▶ [EXTRACT]
>>>>

I thought it might be helpful to owners planning a basement extension, and indeed to those living next door to a proposed basement extension, to provide an overview of party wall procedures with the emphasis on the special characteristics of this type of work.
This article could have been two or three times longer but to prevent it from becoming unwieldy I have assumed that you understand the principle of how the Party Wall Act works and have linked out to other articles and additional resources where appropriate.
In an article such as this I can only cover the topics in general terms so you will need to discuss how they apply to your particular situation with your surveyor – every job is slightly different but hopefully I’ve provided enough information below to allow you to ask the right questions.
The formal process starts with the service of the notices so that would seem like a good place to start this article.
A basement extension may include works that are notifiable under 3 separate sections of the Act.
I’ll start with the most common; a Notice of Adjacent Excavation (section 6 of the Act) – if there is a neighbouring or shared structure within 3.00m of the proposed basement extension and excavation to a greater depth than the base of the foundations to that structure is proposed this type of notice must be served. Where the proposed foundations are particularly deep, such as with augured piles, the distance is extended to 6.00m. The statutory notice period for this type of work is 1 month.

<<<<

▶ [REQUEST A] In the basement extension article, how far from the proposed basement does the notice distance extend when foundations are particularly deep, such as augured piles?
▶ [REQUEST B] Resume the basement extension article after its last sentence.
The material below stands apart from the basement extension article.

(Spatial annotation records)
>>>>

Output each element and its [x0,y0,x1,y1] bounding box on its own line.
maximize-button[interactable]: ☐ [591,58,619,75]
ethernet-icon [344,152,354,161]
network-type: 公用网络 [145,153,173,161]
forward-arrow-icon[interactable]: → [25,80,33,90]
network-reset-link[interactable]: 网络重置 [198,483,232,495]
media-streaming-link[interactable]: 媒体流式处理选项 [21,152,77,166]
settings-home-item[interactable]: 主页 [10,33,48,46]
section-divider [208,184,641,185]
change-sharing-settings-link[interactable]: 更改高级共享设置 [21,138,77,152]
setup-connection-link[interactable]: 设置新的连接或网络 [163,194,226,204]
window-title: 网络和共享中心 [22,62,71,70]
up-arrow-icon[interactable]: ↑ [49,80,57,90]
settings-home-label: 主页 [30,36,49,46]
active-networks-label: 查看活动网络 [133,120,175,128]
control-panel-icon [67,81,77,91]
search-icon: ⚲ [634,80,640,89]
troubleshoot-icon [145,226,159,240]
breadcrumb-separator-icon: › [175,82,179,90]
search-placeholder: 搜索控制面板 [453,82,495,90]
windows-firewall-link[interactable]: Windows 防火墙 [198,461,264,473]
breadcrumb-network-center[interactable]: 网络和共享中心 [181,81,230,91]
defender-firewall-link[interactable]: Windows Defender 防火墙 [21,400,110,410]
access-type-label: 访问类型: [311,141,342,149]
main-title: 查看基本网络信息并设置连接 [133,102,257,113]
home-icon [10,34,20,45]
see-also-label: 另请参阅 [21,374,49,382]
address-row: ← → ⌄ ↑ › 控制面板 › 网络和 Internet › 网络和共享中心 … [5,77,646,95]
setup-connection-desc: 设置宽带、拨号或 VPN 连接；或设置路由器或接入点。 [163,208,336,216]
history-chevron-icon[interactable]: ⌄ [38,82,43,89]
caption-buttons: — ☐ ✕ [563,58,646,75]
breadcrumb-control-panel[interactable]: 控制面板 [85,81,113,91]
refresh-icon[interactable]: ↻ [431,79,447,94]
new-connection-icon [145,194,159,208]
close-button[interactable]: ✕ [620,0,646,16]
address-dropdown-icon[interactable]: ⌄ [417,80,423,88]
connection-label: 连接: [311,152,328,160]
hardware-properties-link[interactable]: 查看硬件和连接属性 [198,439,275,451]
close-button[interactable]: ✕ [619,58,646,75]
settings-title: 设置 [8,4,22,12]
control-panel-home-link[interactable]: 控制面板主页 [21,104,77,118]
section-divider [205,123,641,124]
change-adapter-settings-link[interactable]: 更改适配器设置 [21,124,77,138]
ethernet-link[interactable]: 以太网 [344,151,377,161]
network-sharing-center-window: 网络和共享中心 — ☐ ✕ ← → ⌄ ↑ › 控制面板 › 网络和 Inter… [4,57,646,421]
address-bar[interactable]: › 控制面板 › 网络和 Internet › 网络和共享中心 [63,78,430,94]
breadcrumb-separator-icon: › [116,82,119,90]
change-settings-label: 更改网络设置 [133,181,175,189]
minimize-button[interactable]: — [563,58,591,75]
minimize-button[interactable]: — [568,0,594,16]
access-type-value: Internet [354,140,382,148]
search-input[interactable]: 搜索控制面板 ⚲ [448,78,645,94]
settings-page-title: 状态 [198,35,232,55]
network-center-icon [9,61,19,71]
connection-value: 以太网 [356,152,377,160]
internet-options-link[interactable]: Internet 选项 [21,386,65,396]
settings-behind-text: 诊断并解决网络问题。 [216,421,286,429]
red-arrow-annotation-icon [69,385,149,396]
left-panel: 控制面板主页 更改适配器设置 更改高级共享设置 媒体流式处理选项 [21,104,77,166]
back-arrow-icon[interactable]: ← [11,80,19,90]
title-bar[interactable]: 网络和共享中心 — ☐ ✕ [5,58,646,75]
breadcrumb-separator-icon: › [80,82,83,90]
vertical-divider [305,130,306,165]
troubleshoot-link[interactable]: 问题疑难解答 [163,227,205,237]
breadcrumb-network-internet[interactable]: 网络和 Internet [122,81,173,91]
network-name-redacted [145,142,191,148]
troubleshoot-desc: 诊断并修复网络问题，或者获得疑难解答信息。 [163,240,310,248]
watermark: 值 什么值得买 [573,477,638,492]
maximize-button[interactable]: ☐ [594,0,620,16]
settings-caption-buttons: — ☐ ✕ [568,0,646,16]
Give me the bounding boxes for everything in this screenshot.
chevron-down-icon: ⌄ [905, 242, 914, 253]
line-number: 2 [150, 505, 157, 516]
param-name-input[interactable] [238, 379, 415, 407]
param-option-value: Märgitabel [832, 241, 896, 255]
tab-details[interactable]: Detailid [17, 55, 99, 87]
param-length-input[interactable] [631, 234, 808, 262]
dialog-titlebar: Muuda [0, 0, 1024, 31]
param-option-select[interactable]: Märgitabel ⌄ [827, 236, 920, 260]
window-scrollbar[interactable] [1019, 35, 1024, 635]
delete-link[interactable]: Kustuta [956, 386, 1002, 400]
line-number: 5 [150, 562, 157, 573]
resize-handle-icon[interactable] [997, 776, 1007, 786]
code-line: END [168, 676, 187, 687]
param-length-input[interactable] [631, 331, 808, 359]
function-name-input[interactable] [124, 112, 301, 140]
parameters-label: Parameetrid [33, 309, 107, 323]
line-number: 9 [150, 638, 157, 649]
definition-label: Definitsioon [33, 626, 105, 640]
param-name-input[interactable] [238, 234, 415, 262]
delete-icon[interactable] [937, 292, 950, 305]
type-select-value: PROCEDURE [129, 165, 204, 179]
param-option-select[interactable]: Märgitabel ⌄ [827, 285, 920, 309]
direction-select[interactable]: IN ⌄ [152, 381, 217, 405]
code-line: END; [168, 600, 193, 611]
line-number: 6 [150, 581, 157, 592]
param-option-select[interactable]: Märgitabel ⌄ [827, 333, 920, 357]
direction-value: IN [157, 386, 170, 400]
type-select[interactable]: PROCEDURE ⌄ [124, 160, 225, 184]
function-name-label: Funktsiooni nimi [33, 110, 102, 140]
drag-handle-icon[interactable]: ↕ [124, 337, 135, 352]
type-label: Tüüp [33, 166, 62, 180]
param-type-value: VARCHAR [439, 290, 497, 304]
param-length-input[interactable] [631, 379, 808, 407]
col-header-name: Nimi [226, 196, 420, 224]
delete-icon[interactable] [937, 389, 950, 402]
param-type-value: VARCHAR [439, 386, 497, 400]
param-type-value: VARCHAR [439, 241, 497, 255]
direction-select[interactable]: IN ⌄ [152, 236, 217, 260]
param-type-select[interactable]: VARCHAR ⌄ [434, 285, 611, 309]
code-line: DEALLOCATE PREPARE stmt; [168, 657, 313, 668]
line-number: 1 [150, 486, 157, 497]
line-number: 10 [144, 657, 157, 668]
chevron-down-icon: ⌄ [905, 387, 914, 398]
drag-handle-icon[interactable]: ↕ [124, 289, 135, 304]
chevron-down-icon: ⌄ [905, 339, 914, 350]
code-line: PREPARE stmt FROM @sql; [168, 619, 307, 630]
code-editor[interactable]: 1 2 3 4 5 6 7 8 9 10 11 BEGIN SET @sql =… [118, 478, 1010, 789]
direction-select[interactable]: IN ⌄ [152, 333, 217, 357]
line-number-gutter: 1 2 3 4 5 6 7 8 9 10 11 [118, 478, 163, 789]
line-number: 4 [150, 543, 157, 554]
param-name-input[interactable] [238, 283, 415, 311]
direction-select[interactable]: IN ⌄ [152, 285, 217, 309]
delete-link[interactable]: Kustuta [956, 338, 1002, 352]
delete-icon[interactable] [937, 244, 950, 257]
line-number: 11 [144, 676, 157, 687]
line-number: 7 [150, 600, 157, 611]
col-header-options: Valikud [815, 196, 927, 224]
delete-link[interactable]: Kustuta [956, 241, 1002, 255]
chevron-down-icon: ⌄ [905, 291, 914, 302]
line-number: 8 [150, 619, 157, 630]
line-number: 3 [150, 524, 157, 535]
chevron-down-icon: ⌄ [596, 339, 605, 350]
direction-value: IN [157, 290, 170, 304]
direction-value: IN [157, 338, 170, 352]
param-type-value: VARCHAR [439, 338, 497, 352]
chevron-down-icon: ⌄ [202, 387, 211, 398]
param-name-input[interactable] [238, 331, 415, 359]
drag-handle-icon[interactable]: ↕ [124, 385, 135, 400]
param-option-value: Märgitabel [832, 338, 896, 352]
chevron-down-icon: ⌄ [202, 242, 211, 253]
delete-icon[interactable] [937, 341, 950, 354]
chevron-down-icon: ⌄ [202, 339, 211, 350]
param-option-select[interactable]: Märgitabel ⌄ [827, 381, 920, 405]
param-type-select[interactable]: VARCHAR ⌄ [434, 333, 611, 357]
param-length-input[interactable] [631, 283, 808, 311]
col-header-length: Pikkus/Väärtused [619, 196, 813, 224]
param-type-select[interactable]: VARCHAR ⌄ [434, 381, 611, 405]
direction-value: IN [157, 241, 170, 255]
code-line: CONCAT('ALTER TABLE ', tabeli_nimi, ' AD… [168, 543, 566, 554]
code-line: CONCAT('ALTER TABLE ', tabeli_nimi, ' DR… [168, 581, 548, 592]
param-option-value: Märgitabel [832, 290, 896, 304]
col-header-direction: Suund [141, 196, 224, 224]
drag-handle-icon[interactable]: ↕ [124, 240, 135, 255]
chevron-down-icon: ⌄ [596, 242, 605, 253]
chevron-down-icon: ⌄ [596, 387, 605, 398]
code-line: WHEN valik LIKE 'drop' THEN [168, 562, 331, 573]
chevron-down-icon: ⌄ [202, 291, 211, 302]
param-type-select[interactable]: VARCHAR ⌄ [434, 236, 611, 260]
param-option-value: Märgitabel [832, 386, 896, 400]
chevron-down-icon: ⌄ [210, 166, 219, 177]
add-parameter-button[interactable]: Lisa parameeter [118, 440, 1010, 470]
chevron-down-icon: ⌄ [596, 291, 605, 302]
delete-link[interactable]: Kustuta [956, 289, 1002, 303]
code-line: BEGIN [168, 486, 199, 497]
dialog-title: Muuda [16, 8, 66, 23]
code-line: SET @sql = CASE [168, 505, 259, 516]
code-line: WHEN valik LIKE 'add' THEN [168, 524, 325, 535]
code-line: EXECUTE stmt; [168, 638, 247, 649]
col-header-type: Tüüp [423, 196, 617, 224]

<<<<

▶ [WRITTEN REPLY A] 6.00m

▶ [WRITTEN REPLY B]
If the property is semi-detached or terraced and the proposed works include underpinning the party wall(s) a Party Structure Notice (section 2 of the Act) must be served. Other works related to a typical basement extension which would be included on a Party Structure Notice include trimming back projections (such as the original brick corbeled footings) and cutting in to the party wall to allow for the insertion of beams. The statutory notice period is 2 months.
Finally, if the basement extension goes beyond the footprint of the original property and up to a boundary, a Line of Junction Notice (section 1 of the Act) must be served – typical situations where this might be necessary include the formation of a light well or where the proposed basement extends back under the rear garden. The statutory notice period is 1 month.
Although the proposals may be covered by 2 or 3 different sections of the Act notices are invariably served together and any disputes settled in a single award.
Special Foundations are simply foundations that are reinforced with metal rods – they are widely used in basement extensions as they allow underpinning to be slimmer and therefore the usable floor area to be greater.
For largely archaic reasons special foundations require the express consent of the affected adjoining owner and if the adjoining owner prefers not to give that consent they are not obliged to explain their reasons. It is therefore essential that the issue is discussed early in the process as if consent is not forthcoming the design will have to be changed.
The situation has become somewhat muddied by a recent case in the county court (pdf) where a distinction was made between the underpinning and the ‘foundation’ to that underpinning even if that foundation serves no structural purpose. If you are a building owner and intend to rely on this decision I would suggest that you put your appointed surveyor in touch with your engineer as early as possible in the process.
It’s also worth noting that if an adjoining owner doesn’t respond to a notice and a surveyor is appointed for them by the building owner that surveyor cannot provide Special Foundation consent on their behalf.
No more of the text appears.